[Supplied data start]

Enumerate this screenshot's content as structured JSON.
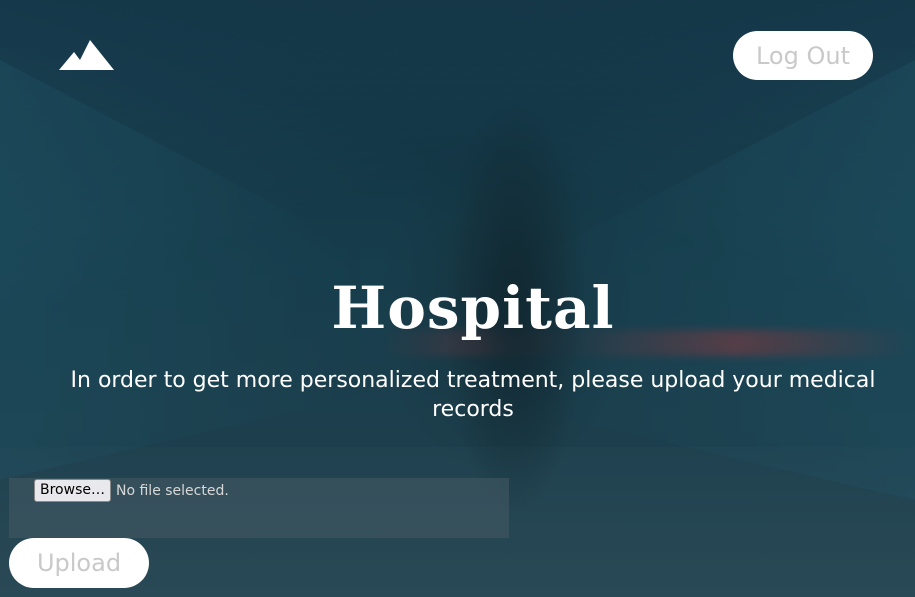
{
  "header": {
    "logo_icon": "mountain-icon",
    "logout_label": "Log Out"
  },
  "main": {
    "title": "Hospital",
    "subtitle": "In order to get more personalized treatment, please upload your medical records"
  },
  "upload_form": {
    "browse_label": "Browse…",
    "file_status": "No file selected.",
    "upload_label": "Upload"
  },
  "colors": {
    "button_bg": "#ffffff",
    "button_text": "#c9c9c9",
    "title_text": "#ffffff",
    "overlay": "#0f2c3a"
  }
}
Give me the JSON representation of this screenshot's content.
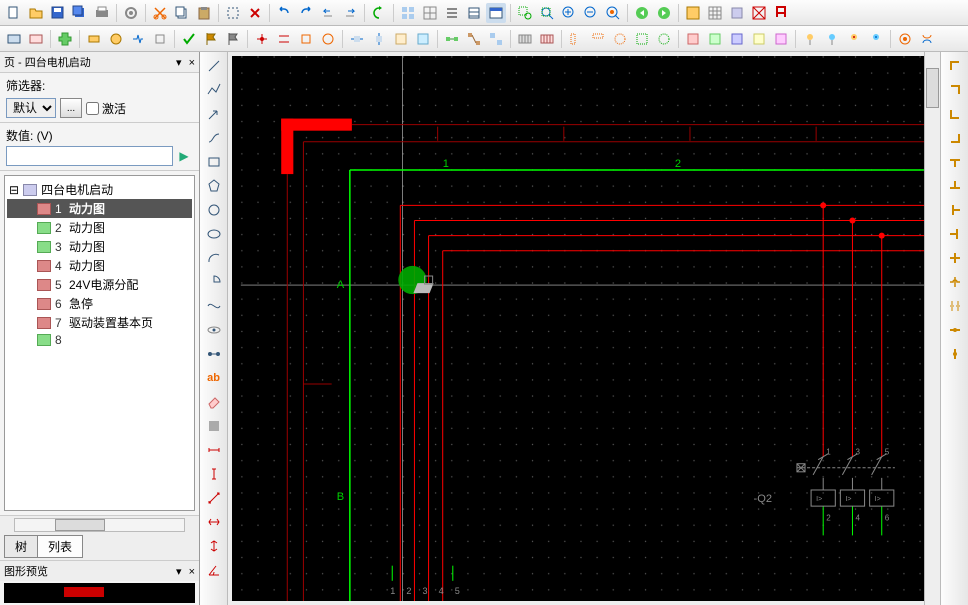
{
  "sidebar": {
    "panel_title": "页 - 四台电机启动",
    "filter_label": "筛选器:",
    "filter_select": "默认",
    "activate_label": "激活",
    "value_label": "数值: (V)",
    "value_input": "",
    "project_name": "四台电机启动",
    "pages": [
      {
        "num": "1",
        "name": "动力图"
      },
      {
        "num": "2",
        "name": "动力图"
      },
      {
        "num": "3",
        "name": "动力图"
      },
      {
        "num": "4",
        "name": "动力图"
      },
      {
        "num": "5",
        "name": "24V电源分配"
      },
      {
        "num": "6",
        "name": "急停"
      },
      {
        "num": "7",
        "name": "驱动装置基本页"
      },
      {
        "num": "8",
        "name": ""
      }
    ],
    "tab_tree": "树",
    "tab_list": "列表",
    "preview_title": "图形预览"
  },
  "canvas": {
    "col_labels": [
      "1",
      "2"
    ],
    "row_labels": [
      "A",
      "B"
    ],
    "bottom_labels": [
      "1",
      "2",
      "3",
      "4",
      "5"
    ],
    "component_ref": "-Q2",
    "terminal_labels": [
      "1",
      "3",
      "5"
    ],
    "terminal_bottom": [
      "2",
      "4",
      "6"
    ],
    "overload": [
      "I>",
      "I>",
      "I>"
    ]
  },
  "icons": {
    "close": "×",
    "pin": "▾",
    "play": "▶",
    "expand": "⊟",
    "collapse": "⊞"
  },
  "colors": {
    "green_wire": "#00ff00",
    "red_wire": "#ff0000",
    "dark_red": "#800000",
    "grid_dot": "#444",
    "crosshair": "#ccc"
  }
}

[Supplied data end]

### Directions
Make an exact copy of the whole listing, but don't bring over any pictures.

### Answer to this problem
Enumerate this screenshot's content as structured JSON.
{
  "header": {
    "logo_icon": "mountain-icon",
    "logout_label": "Log Out"
  },
  "main": {
    "title": "Hospital",
    "subtitle": "In order to get more personalized treatment, please upload your medical records"
  },
  "upload_form": {
    "browse_label": "Browse…",
    "file_status": "No file selected.",
    "upload_label": "Upload"
  },
  "colors": {
    "button_bg": "#ffffff",
    "button_text": "#c9c9c9",
    "title_text": "#ffffff",
    "overlay": "#0f2c3a"
  }
}
Give me the JSON representation of this screenshot's content.
{
  "sidebar": {
    "panel_title": "页 - 四台电机启动",
    "filter_label": "筛选器:",
    "filter_select": "默认",
    "activate_label": "激活",
    "value_label": "数值: (V)",
    "value_input": "",
    "project_name": "四台电机启动",
    "pages": [
      {
        "num": "1",
        "name": "动力图"
      },
      {
        "num": "2",
        "name": "动力图"
      },
      {
        "num": "3",
        "name": "动力图"
      },
      {
        "num": "4",
        "name": "动力图"
      },
      {
        "num": "5",
        "name": "24V电源分配"
      },
      {
        "num": "6",
        "name": "急停"
      },
      {
        "num": "7",
        "name": "驱动装置基本页"
      },
      {
        "num": "8",
        "name": ""
      }
    ],
    "tab_tree": "树",
    "tab_list": "列表",
    "preview_title": "图形预览"
  },
  "canvas": {
    "col_labels": [
      "1",
      "2"
    ],
    "row_labels": [
      "A",
      "B"
    ],
    "bottom_labels": [
      "1",
      "2",
      "3",
      "4",
      "5"
    ],
    "component_ref": "-Q2",
    "terminal_labels": [
      "1",
      "3",
      "5"
    ],
    "terminal_bottom": [
      "2",
      "4",
      "6"
    ],
    "overload": [
      "I>",
      "I>",
      "I>"
    ]
  },
  "icons": {
    "close": "×",
    "pin": "▾",
    "play": "▶",
    "expand": "⊟",
    "collapse": "⊞"
  },
  "colors": {
    "green_wire": "#00ff00",
    "red_wire": "#ff0000",
    "dark_red": "#800000",
    "grid_dot": "#444",
    "crosshair": "#ccc"
  }
}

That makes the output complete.